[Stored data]

----

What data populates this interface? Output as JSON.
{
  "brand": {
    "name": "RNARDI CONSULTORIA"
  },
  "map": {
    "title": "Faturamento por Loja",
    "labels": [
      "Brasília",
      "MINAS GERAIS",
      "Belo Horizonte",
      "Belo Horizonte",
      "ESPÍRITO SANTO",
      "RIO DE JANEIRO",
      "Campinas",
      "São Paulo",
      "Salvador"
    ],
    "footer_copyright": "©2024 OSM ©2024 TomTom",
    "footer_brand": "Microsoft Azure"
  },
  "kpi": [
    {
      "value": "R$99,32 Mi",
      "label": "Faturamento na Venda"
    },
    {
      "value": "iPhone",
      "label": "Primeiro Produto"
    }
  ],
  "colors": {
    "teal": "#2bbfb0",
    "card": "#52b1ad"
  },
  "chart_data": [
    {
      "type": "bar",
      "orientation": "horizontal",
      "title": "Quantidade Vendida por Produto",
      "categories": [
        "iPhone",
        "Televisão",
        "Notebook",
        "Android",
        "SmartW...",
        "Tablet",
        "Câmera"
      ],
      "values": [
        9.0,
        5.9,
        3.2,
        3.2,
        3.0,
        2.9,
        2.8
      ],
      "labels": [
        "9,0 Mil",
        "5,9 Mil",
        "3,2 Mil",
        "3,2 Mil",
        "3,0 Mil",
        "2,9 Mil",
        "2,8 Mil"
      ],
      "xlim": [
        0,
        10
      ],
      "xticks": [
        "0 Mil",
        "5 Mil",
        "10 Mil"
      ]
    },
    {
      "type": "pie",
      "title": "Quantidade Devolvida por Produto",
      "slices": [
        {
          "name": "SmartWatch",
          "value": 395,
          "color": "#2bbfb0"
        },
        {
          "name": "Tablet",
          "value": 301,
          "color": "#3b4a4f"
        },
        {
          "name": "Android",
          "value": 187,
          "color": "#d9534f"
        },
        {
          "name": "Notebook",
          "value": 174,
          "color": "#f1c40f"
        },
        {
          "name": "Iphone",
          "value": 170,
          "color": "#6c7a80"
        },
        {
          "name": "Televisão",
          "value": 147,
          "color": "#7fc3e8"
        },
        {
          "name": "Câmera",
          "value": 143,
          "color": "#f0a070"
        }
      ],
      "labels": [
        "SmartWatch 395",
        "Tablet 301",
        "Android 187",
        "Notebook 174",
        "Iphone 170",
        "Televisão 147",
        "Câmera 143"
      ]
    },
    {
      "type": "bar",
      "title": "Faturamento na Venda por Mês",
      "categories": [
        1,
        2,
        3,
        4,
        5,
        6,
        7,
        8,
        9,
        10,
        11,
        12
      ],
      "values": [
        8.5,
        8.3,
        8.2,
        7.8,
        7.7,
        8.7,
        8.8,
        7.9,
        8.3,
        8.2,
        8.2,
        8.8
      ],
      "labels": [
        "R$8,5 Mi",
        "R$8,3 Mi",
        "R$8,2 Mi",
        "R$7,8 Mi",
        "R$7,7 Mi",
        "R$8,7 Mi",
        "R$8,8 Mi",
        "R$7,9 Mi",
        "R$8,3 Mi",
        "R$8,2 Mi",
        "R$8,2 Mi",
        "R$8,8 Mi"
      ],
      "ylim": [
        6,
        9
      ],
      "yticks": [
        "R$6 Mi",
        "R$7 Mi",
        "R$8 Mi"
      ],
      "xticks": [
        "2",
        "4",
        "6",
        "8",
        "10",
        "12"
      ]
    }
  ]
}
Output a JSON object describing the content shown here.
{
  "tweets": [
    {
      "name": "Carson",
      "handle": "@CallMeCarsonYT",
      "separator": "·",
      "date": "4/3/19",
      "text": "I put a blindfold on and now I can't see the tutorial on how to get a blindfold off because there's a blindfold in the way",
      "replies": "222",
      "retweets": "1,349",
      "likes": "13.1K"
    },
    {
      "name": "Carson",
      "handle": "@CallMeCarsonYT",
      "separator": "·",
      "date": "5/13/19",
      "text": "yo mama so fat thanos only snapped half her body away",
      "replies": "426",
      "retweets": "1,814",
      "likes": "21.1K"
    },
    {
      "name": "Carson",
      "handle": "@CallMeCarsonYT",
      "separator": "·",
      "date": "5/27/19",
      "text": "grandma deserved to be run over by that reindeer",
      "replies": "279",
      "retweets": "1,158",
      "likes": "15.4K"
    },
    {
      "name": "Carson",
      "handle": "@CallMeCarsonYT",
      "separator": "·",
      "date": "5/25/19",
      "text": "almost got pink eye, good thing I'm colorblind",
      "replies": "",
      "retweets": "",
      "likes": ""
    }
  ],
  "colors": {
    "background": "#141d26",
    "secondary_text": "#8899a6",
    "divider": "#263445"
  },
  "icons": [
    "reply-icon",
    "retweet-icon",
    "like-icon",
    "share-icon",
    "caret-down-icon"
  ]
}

----

:: Short exercise ::
Copy the material above back out, exactly as written.

:: Answer to this problem ::
What data populates this interface? Output as JSON.
{
  "brand": {
    "name": "RNARDI CONSULTORIA"
  },
  "map": {
    "title": "Faturamento por Loja",
    "labels": [
      "Brasília",
      "MINAS GERAIS",
      "Belo Horizonte",
      "Belo Horizonte",
      "ESPÍRITO SANTO",
      "RIO DE JANEIRO",
      "Campinas",
      "São Paulo",
      "Salvador"
    ],
    "footer_copyright": "©2024 OSM ©2024 TomTom",
    "footer_brand": "Microsoft Azure"
  },
  "kpi": [
    {
      "value": "R$99,32 Mi",
      "label": "Faturamento na Venda"
    },
    {
      "value": "iPhone",
      "label": "Primeiro Produto"
    }
  ],
  "colors": {
    "teal": "#2bbfb0",
    "card": "#52b1ad"
  },
  "chart_data": [
    {
      "type": "bar",
      "orientation": "horizontal",
      "title": "Quantidade Vendida por Produto",
      "categories": [
        "iPhone",
        "Televisão",
        "Notebook",
        "Android",
        "SmartW...",
        "Tablet",
        "Câmera"
      ],
      "values": [
        9.0,
        5.9,
        3.2,
        3.2,
        3.0,
        2.9,
        2.8
      ],
      "labels": [
        "9,0 Mil",
        "5,9 Mil",
        "3,2 Mil",
        "3,2 Mil",
        "3,0 Mil",
        "2,9 Mil",
        "2,8 Mil"
      ],
      "xlim": [
        0,
        10
      ],
      "xticks": [
        "0 Mil",
        "5 Mil",
        "10 Mil"
      ]
    },
    {
      "type": "pie",
      "title": "Quantidade Devolvida por Produto",
      "slices": [
        {
          "name": "SmartWatch",
          "value": 395,
          "color": "#2bbfb0"
        },
        {
          "name": "Tablet",
          "value": 301,
          "color": "#3b4a4f"
        },
        {
          "name": "Android",
          "value": 187,
          "color": "#d9534f"
        },
        {
          "name": "Notebook",
          "value": 174,
          "color": "#f1c40f"
        },
        {
          "name": "Iphone",
          "value": 170,
          "color": "#6c7a80"
        },
        {
          "name": "Televisão",
          "value": 147,
          "color": "#7fc3e8"
        },
        {
          "name": "Câmera",
          "value": 143,
          "color": "#f0a070"
        }
      ],
      "labels": [
        "SmartWatch 395",
        "Tablet 301",
        "Android 187",
        "Notebook 174",
        "Iphone 170",
        "Televisão 147",
        "Câmera 143"
      ]
    },
    {
      "type": "bar",
      "title": "Faturamento na Venda por Mês",
      "categories": [
        1,
        2,
        3,
        4,
        5,
        6,
        7,
        8,
        9,
        10,
        11,
        12
      ],
      "values": [
        8.5,
        8.3,
        8.2,
        7.8,
        7.7,
        8.7,
        8.8,
        7.9,
        8.3,
        8.2,
        8.2,
        8.8
      ],
      "labels": [
        "R$8,5 Mi",
        "R$8,3 Mi",
        "R$8,2 Mi",
        "R$7,8 Mi",
        "R$7,7 Mi",
        "R$8,7 Mi",
        "R$8,8 Mi",
        "R$7,9 Mi",
        "R$8,3 Mi",
        "R$8,2 Mi",
        "R$8,2 Mi",
        "R$8,8 Mi"
      ],
      "ylim": [
        6,
        9
      ],
      "yticks": [
        "R$6 Mi",
        "R$7 Mi",
        "R$8 Mi"
      ],
      "xticks": [
        "2",
        "4",
        "6",
        "8",
        "10",
        "12"
      ]
    }
  ]
}
Output a JSON object describing the content shown here.
{
  "tweets": [
    {
      "name": "Carson",
      "handle": "@CallMeCarsonYT",
      "separator": "·",
      "date": "4/3/19",
      "text": "I put a blindfold on and now I can't see the tutorial on how to get a blindfold off because there's a blindfold in the way",
      "replies": "222",
      "retweets": "1,349",
      "likes": "13.1K"
    },
    {
      "name": "Carson",
      "handle": "@CallMeCarsonYT",
      "separator": "·",
      "date": "5/13/19",
      "text": "yo mama so fat thanos only snapped half her body away",
      "replies": "426",
      "retweets": "1,814",
      "likes": "21.1K"
    },
    {
      "name": "Carson",
      "handle": "@CallMeCarsonYT",
      "separator": "·",
      "date": "5/27/19",
      "text": "grandma deserved to be run over by that reindeer",
      "replies": "279",
      "retweets": "1,158",
      "likes": "15.4K"
    },
    {
      "name": "Carson",
      "handle": "@CallMeCarsonYT",
      "separator": "·",
      "date": "5/25/19",
      "text": "almost got pink eye, good thing I'm colorblind",
      "replies": "",
      "retweets": "",
      "likes": ""
    }
  ],
  "colors": {
    "background": "#141d26",
    "secondary_text": "#8899a6",
    "divider": "#263445"
  },
  "icons": [
    "reply-icon",
    "retweet-icon",
    "like-icon",
    "share-icon",
    "caret-down-icon"
  ]
}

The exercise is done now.